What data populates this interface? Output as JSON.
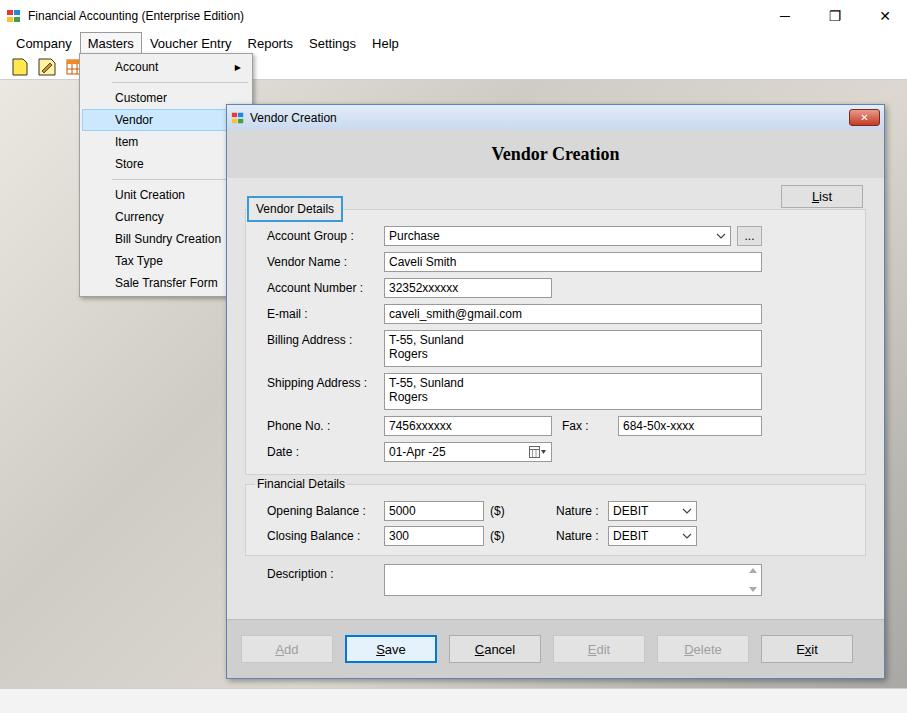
{
  "window": {
    "title": "Financial Accounting (Enterprise Edition)",
    "controls": [
      "─",
      "❐",
      "✕"
    ]
  },
  "menu_bar": [
    {
      "label": "Company",
      "selected": false
    },
    {
      "label": "Masters",
      "selected": true
    },
    {
      "label": "Voucher Entry",
      "selected": false
    },
    {
      "label": "Reports",
      "selected": false
    },
    {
      "label": "Settings",
      "selected": false
    },
    {
      "label": "Help",
      "selected": false
    }
  ],
  "masters_menu": [
    {
      "kind": "item",
      "label": "Account",
      "arrow": "▶",
      "selected": false
    },
    {
      "kind": "separator"
    },
    {
      "kind": "item",
      "label": "Customer",
      "selected": false
    },
    {
      "kind": "item",
      "label": "Vendor",
      "selected": true
    },
    {
      "kind": "item",
      "label": "Item",
      "selected": false
    },
    {
      "kind": "item",
      "label": "Store",
      "selected": false
    },
    {
      "kind": "separator"
    },
    {
      "kind": "item",
      "label": "Unit Creation",
      "selected": false
    },
    {
      "kind": "item",
      "label": "Currency",
      "selected": false
    },
    {
      "kind": "item",
      "label": "Bill Sundry Creation",
      "selected": false
    },
    {
      "kind": "item",
      "label": "Tax Type",
      "selected": false
    },
    {
      "kind": "item",
      "label": "Sale Transfer Form",
      "selected": false
    }
  ],
  "dialog": {
    "title": "Vendor Creation",
    "close": "✕",
    "heading": "Vendor Creation",
    "list_button": {
      "label": "List",
      "underline": 0
    },
    "section": "Vendor Details",
    "fields": [
      {
        "kind": "select",
        "label": "Account Group :",
        "value": "Purchase",
        "extra": "..."
      },
      {
        "kind": "text",
        "label": "Vendor Name :",
        "value": "Caveli Smith"
      },
      {
        "kind": "short",
        "label": "Account Number :",
        "value": "32352xxxxxx"
      },
      {
        "kind": "text",
        "label": "E-mail :",
        "value": "caveli_smith@gmail.com"
      },
      {
        "kind": "textarea",
        "label": "Billing Address :",
        "value": "T-55, Sunland\nRogers"
      },
      {
        "kind": "textarea",
        "label": "Shipping Address :",
        "value": "T-55, Sunland\nRogers"
      },
      {
        "kind": "pair",
        "label": "Phone No. :",
        "value": "7456xxxxxx",
        "second_label": "Fax :",
        "second_value": "684-50x-xxxx"
      },
      {
        "kind": "date",
        "label": "Date :",
        "value": "01-Apr -25"
      }
    ],
    "financial": {
      "title": "Financial Details",
      "rows": [
        {
          "label": "Opening Balance :",
          "value": "5000",
          "unit": "($)",
          "nature_label": "Nature :",
          "nature": "DEBIT"
        },
        {
          "label": "Closing Balance :",
          "value": "300",
          "unit": "($)",
          "nature_label": "Nature :",
          "nature": "DEBIT"
        }
      ]
    },
    "description": {
      "label": "Description :",
      "value": ""
    },
    "buttons": [
      {
        "label": "Add",
        "underline": 0,
        "disabled": true,
        "focused": false
      },
      {
        "label": "Save",
        "underline": 0,
        "disabled": false,
        "focused": true
      },
      {
        "label": "Cancel",
        "underline": 0,
        "disabled": false,
        "focused": false
      },
      {
        "label": "Edit",
        "underline": 0,
        "disabled": true,
        "focused": false
      },
      {
        "label": "Delete",
        "underline": 0,
        "disabled": true,
        "focused": false
      },
      {
        "label": "Exit",
        "underline": 1,
        "disabled": false,
        "focused": false
      }
    ]
  }
}
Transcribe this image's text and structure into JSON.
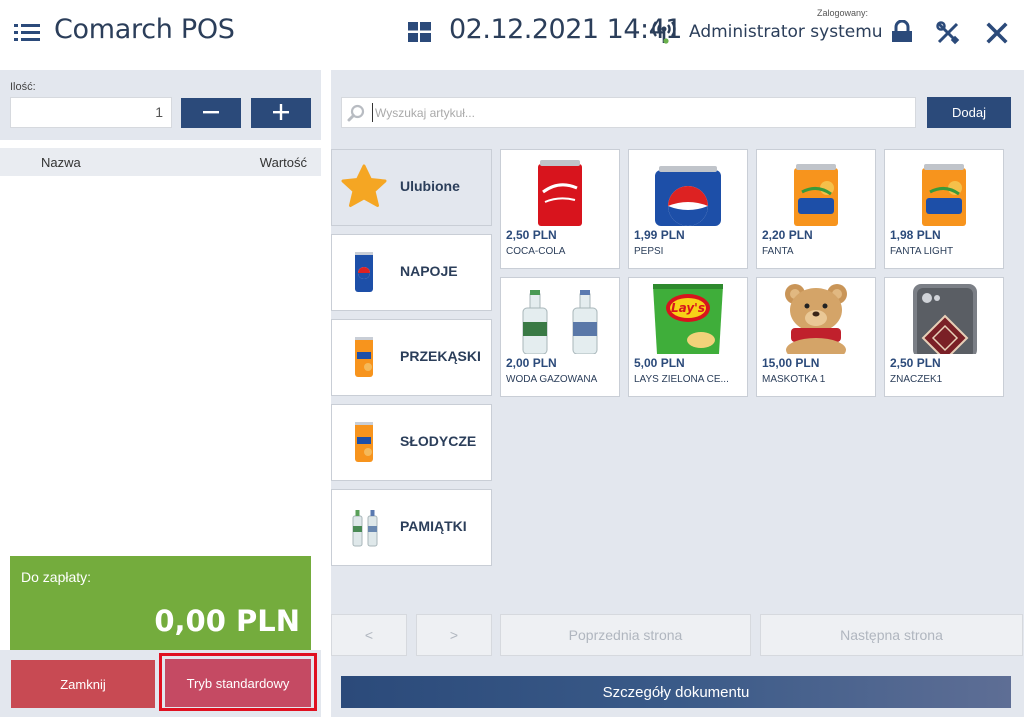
{
  "header": {
    "app_title": "Comarch POS",
    "datetime": "02.12.2021 14:41",
    "logged_label": "Zalogowany:",
    "user_name": "Administrator systemu"
  },
  "quantity": {
    "label": "Ilość:",
    "value": "1",
    "minus_label": "−",
    "plus_label": "+"
  },
  "items_table": {
    "col_name": "Nazwa",
    "col_value": "Wartość",
    "rows": []
  },
  "payment": {
    "label": "Do zapłaty:",
    "amount": "0,00 PLN"
  },
  "actions": {
    "close_label": "Zamknij",
    "mode_label": "Tryb standardowy"
  },
  "search": {
    "placeholder": "Wyszukaj artykuł...",
    "add_label": "Dodaj"
  },
  "categories": [
    {
      "label": "Ulubione",
      "icon": "star-icon",
      "active": true
    },
    {
      "label": "NAPOJE",
      "icon": "pepsi-can-icon"
    },
    {
      "label": "PRZEKĄSKI",
      "icon": "fanta-can-icon"
    },
    {
      "label": "SŁODYCZE",
      "icon": "fanta-can-icon"
    },
    {
      "label": "PAMIĄTKI",
      "icon": "water-bottles-icon"
    }
  ],
  "products": [
    {
      "price": "2,50 PLN",
      "name": "COCA-COLA"
    },
    {
      "price": "1,99 PLN",
      "name": "PEPSI"
    },
    {
      "price": "2,20 PLN",
      "name": "FANTA"
    },
    {
      "price": "1,98 PLN",
      "name": "FANTA LIGHT"
    },
    {
      "price": "2,00 PLN",
      "name": "WODA GAZOWANA"
    },
    {
      "price": "5,00 PLN",
      "name": "LAYS ZIELONA CE..."
    },
    {
      "price": "15,00 PLN",
      "name": "MASKOTKA 1"
    },
    {
      "price": "2,50 PLN",
      "name": "ZNACZEK1"
    }
  ],
  "pagination": {
    "prev_small": "<",
    "next_small": ">",
    "prev_page": "Poprzednia strona",
    "next_page": "Następna strona"
  },
  "document_details": "Szczegóły dokumentu",
  "colors": {
    "primary": "#2b4a7a",
    "pay_green": "#74ac3d",
    "close_red": "#c84a53",
    "highlight": "#e01020"
  }
}
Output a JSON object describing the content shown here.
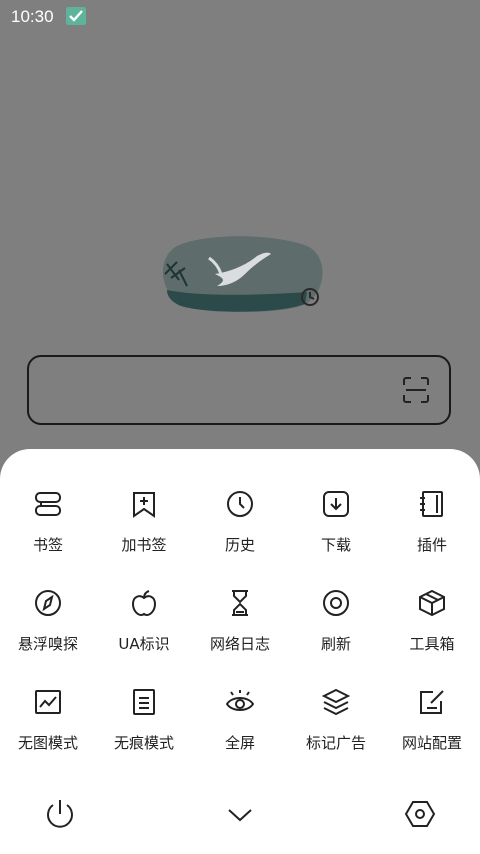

******************************

Problem description: Looking at the material above, count the lines that hold "Creation" and give the total alone.

Solution to this task: 4